Structured figure records
□ □ □ □ □
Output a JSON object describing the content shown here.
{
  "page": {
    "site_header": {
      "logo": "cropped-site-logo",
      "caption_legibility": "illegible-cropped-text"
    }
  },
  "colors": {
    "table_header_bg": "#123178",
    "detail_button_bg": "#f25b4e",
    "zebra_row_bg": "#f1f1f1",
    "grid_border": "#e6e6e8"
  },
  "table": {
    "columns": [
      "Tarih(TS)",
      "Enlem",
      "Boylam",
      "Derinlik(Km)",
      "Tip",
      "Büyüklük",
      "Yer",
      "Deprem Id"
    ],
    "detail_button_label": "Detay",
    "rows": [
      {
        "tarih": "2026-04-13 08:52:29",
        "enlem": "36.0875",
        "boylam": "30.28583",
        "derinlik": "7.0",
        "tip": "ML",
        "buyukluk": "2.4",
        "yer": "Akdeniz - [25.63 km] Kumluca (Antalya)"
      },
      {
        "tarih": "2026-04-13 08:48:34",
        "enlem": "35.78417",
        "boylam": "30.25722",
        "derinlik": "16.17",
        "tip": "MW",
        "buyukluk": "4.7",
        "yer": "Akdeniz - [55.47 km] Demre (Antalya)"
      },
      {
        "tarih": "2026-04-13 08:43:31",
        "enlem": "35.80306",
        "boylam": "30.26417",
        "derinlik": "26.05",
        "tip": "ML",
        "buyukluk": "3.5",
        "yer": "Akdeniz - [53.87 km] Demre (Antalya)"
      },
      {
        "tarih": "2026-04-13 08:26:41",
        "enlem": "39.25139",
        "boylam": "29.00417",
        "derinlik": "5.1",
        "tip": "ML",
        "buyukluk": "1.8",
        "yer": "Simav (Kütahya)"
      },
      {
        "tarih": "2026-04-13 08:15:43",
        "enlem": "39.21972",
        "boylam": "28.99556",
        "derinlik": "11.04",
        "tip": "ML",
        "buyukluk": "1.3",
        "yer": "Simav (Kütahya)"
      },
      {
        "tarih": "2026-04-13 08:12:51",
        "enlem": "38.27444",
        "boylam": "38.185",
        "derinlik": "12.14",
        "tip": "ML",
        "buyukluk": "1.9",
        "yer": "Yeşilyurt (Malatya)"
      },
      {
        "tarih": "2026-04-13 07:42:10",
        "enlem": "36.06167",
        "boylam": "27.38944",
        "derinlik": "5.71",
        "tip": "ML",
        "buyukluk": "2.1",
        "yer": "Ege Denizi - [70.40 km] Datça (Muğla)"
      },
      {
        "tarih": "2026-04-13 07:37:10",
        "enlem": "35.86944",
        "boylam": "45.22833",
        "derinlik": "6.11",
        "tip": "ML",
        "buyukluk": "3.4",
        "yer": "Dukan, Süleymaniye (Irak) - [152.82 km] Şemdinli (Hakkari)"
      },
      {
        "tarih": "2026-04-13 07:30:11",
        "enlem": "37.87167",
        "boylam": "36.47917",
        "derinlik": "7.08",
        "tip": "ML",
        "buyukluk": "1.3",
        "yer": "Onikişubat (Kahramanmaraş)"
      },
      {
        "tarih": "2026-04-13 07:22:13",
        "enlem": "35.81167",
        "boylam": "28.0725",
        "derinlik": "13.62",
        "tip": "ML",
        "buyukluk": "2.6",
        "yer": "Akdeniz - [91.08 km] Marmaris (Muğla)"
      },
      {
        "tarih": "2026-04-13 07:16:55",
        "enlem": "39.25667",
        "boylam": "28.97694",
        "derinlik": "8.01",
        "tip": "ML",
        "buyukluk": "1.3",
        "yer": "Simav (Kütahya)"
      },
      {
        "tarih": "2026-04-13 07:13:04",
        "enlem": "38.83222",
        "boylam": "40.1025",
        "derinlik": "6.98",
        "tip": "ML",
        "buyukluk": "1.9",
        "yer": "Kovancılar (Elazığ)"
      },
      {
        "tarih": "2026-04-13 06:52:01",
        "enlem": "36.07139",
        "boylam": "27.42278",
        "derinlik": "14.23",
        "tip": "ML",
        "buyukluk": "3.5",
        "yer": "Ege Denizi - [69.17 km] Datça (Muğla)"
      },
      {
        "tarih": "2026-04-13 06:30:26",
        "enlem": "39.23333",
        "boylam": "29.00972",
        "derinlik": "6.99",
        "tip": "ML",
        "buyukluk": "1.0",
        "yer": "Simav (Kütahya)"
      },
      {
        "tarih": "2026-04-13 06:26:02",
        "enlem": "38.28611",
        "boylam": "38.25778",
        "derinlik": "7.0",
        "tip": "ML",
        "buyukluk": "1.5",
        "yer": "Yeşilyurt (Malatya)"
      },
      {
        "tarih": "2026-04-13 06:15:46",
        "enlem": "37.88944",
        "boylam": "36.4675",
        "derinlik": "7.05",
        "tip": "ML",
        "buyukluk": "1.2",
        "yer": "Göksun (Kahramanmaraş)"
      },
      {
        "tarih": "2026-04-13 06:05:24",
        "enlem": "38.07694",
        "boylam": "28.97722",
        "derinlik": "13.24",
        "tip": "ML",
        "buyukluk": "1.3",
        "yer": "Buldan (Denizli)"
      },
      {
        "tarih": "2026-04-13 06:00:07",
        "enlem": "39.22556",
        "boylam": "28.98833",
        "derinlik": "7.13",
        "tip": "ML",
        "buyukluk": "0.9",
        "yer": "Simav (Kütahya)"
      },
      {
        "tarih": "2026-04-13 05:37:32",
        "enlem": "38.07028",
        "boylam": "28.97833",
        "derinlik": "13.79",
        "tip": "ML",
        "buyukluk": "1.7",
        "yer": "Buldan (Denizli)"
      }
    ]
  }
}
□ □ □ □ □
_THE EXERCISE_
Identify all lines in the records above with the word "Akdeniz".

_SOLVED PROBLEM_
        "yer": "Akdeniz - [25.63 km] Kumluca (Antalya)"
        "yer": "Akdeniz - [55.47 km] Demre (Antalya)"
        "yer": "Akdeniz - [53.87 km] Demre (Antalya)"
        "yer": "Akdeniz - [91.08 km] Marmaris (Muğla)"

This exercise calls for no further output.